__CONSEGNA__:
Prosegui il testo sul seminario dedicato alla decrescita delle donazioni di sangue, riprendendo subito dopo la sua ultima frase.

__ESTRATTO__:
▶

Lo scorso 30 gennaio, alla Casa dei Donatori di Sangue, si è svolto il seminario “La donazione di Sangue e di Emocomponenti: analisi e riflessioni sulla decrescita” al quale erano presenti i presidenti e i volontari di diverse sedi Avis, di Fidas e del Centro Regionale Sangue. Gli interventi della giornata sono stati numerosi: si è discusso sul problema della decrescita delle donazioni osservando il fenomeno dal punto di vista economico, comunicativo, filosofico.

di Giulia Agostini

Di questa giornata vogliamo proporre un estratto del discorso fatto dal primo relatore, il professor Salvatore Veca, filosofo e Presidente della Fondazione Campus di Lucca. Il testo di “Fare bene il bene” sarà preceduto da un’introduzione riassuntiva, al fine di agevolare la lettura. Il testo integrale può essere letto qui.

Facendo un esercizio mentale, il professore ci chiede di ipotizzare due mondi opposti che portano dentro di loro i caratteri estremizzati del mondo reale: da una parte avremo un mondo composto di forti legami (legature) che uniscono gli uomini in rapporti di fiducia durevoli nel tempo e prevedibili nella loro evoluzione, ma che lasciano poco spazio alla peculiarità dell’individuo e alla realizzazione degli intenti personali; dall’altra parte, un mondo in cui le vite personali degli uomini (opzioni) condizionano fortemente l’imprevedibilità delle relazioni e creano intermittenza tra le legature, rendendoli liberi da forti legami ma vittime di una solitudine involontaria.

◀

__DATI REGISTRATI__:

▶

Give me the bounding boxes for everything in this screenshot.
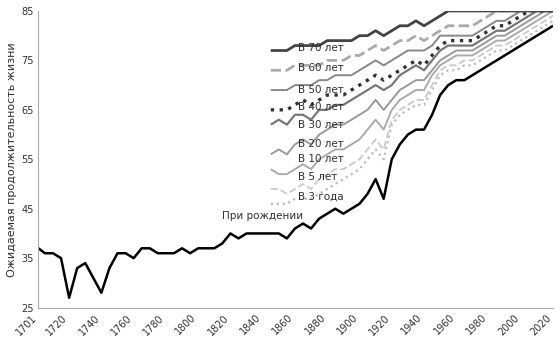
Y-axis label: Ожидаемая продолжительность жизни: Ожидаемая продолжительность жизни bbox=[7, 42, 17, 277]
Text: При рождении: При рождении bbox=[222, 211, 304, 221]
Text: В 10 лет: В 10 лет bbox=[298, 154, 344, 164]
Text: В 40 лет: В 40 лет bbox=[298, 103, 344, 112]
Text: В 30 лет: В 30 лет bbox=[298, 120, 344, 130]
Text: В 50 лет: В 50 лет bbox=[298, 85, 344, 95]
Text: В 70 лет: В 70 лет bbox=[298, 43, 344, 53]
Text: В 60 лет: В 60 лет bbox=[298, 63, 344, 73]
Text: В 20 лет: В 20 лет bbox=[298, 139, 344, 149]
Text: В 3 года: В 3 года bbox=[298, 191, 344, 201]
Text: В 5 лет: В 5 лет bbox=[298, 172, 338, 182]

◀
▶

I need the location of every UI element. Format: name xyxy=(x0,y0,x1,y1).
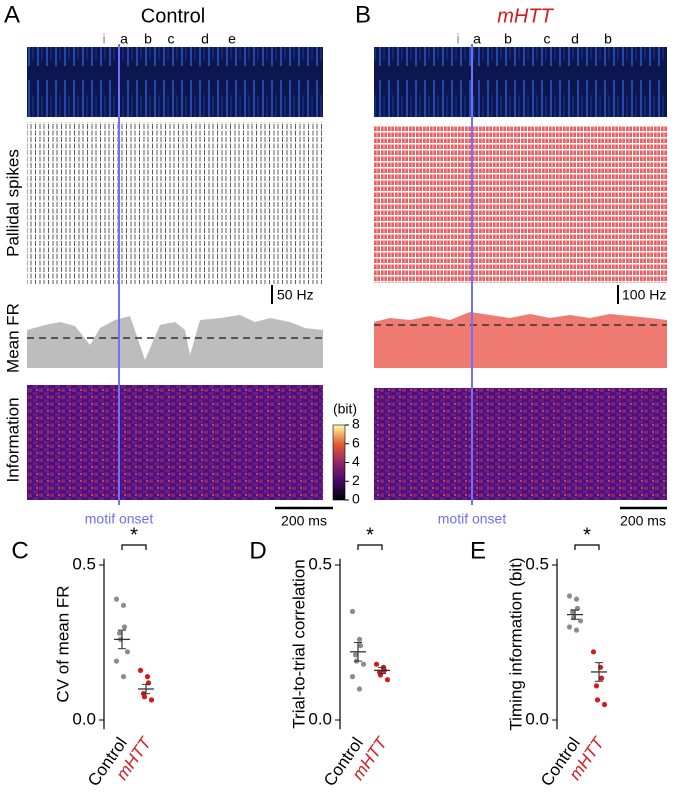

◀
▶

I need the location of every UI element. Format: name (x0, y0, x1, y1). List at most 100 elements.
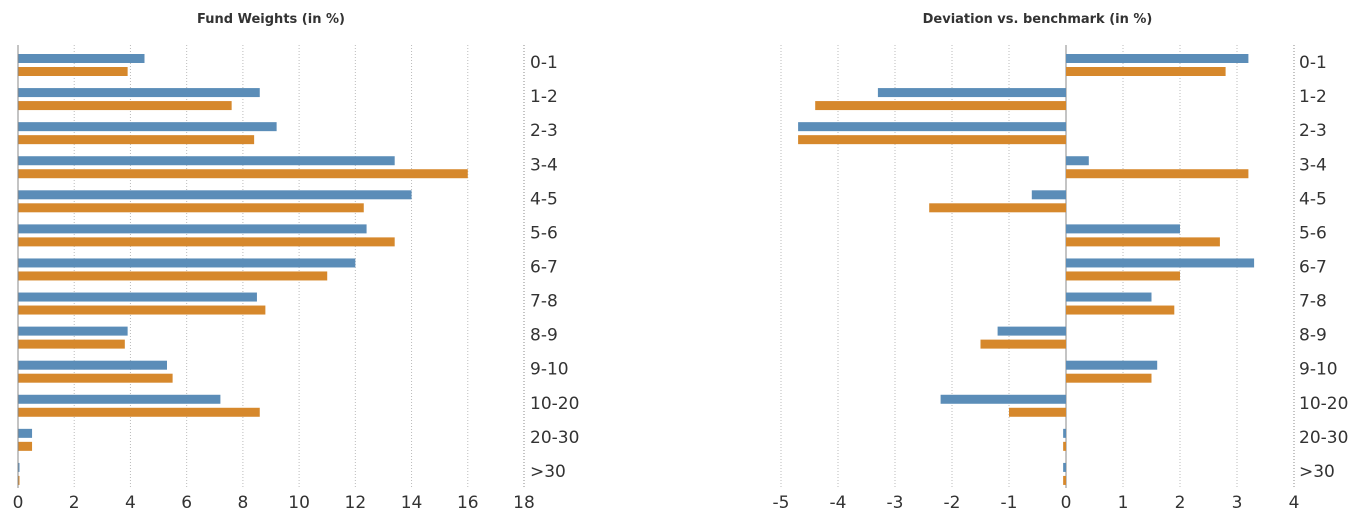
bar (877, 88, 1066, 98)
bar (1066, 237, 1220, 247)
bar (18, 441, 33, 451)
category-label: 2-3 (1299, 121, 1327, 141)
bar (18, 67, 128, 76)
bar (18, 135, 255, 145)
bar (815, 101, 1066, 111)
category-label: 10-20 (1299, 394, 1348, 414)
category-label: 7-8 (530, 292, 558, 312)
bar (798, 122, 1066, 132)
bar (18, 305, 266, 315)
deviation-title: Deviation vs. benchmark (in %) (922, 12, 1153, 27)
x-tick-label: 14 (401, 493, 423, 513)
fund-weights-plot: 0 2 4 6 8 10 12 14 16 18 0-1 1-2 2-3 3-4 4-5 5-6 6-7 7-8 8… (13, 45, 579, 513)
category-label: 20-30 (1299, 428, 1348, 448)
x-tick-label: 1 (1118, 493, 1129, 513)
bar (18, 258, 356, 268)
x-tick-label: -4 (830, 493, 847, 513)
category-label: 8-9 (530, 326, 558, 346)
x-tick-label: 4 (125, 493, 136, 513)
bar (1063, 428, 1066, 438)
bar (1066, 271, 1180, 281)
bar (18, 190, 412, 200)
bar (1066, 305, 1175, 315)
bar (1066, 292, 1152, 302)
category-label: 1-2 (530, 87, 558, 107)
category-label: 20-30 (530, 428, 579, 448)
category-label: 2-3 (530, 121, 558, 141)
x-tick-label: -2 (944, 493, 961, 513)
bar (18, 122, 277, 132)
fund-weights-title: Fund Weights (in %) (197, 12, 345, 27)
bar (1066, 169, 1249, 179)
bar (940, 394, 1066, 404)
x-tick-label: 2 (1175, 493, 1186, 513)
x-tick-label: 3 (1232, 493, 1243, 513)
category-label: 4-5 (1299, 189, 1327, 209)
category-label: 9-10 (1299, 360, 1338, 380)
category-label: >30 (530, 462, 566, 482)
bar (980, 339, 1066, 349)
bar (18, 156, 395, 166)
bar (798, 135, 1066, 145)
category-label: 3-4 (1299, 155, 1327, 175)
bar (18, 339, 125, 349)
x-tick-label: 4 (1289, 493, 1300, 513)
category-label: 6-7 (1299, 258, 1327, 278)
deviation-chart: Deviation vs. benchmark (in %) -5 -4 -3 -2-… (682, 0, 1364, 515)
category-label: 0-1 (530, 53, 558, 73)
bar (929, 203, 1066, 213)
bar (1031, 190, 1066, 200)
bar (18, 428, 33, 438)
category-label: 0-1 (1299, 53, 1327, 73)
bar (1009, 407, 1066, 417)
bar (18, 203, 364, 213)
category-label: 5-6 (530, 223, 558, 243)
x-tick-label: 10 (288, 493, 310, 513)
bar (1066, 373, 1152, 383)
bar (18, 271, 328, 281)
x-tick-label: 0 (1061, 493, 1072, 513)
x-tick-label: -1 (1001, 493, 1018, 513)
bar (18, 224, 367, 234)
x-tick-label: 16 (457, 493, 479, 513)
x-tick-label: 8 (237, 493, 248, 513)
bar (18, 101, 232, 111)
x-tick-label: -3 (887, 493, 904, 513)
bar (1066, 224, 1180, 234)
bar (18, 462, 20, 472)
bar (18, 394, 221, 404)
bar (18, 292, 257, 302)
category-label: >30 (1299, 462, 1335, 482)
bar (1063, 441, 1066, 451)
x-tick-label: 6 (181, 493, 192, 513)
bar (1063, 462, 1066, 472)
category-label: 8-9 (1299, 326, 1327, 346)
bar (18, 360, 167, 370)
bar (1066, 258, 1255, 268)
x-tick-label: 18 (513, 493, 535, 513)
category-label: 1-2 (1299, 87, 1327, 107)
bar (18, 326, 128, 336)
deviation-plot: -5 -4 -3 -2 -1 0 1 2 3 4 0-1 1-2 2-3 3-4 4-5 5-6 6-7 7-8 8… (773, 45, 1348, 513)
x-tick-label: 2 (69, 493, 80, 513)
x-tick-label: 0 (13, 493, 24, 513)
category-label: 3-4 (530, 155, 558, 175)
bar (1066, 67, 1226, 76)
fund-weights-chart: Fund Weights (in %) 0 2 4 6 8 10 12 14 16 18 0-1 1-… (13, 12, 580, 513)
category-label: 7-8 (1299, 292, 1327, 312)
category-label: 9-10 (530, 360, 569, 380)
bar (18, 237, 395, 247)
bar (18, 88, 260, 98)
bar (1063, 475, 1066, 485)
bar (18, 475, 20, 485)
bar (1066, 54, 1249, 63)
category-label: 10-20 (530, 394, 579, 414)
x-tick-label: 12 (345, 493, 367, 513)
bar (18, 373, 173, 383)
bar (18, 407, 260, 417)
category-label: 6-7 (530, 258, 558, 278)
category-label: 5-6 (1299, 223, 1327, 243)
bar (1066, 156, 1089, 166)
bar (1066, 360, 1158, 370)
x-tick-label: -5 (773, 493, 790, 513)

◀

__RISULTATO DELL'ESERCIZIO__:
La solitudine involontaria creata da uno sbilanciamento verso il secondo tipo di mondo, nasce nel momento in cui vengono meno i presupposti necessari per mantenere le legature stabili nel tempo: i vincoli di fiducia che uniscono le persone sono infatti indispensabili per il mutuo riconoscimento della propria identità.
L’altruismo si fonda su motivazioni che si rifanno ai valori di empatia e rispetto. Essi operano nei diversi livelli di vicinanza con l’altro e l’etica del dono di sé, che si sviluppa ad esempio nel dono di organi e tessuti, porta l’individuo a raggiungere con il suo gesto l’Altro che non gli è a fianco, ma che ha bisogno di aiuto. Le associazioni, autorevoli nei diversi campi del volontariato, fungono da coordinatrici dell’intento individuale per il fine collettivo e generano legami di fiducia fra gli uomini e permettere così che il “fare bene il bene” sia possibile.

persone bene

Opzioni e Legature

Quanto vi propongo ora è un esercizio intellettuale, un piccolo esperimento mentale tributario nei confronti della teoria sociale. Cominciamo chiedendoci quali debbano essere le caratteristiche salienti di un mondo di legature. Non è difficile stilare un breve elenco di caratteristiche: prevalenza dei caratteri ascrittivi

[NdR: i c.a. sono le caratteristiche non dipendenti dalla volontà e dalle azioni dell’individuo come, ad esempio, l’età, la famiglia d’origine, il gruppo etnico e così via] sui piani o prospetti di vita delle persone; stabilità nel tempo delle identità personali e collettive; riproduzione sociale degli stili di vita e delle etichette sociali altrettanto stabile nella durata; stabilità nel tempo della divisione sociale del lavoro, stabilità nel tempo delle credenze individuali e, quindi, dell’ordinamento di preferenze individuali, intrapersonali e interpersonali. Compagnie durevoli nel tempo.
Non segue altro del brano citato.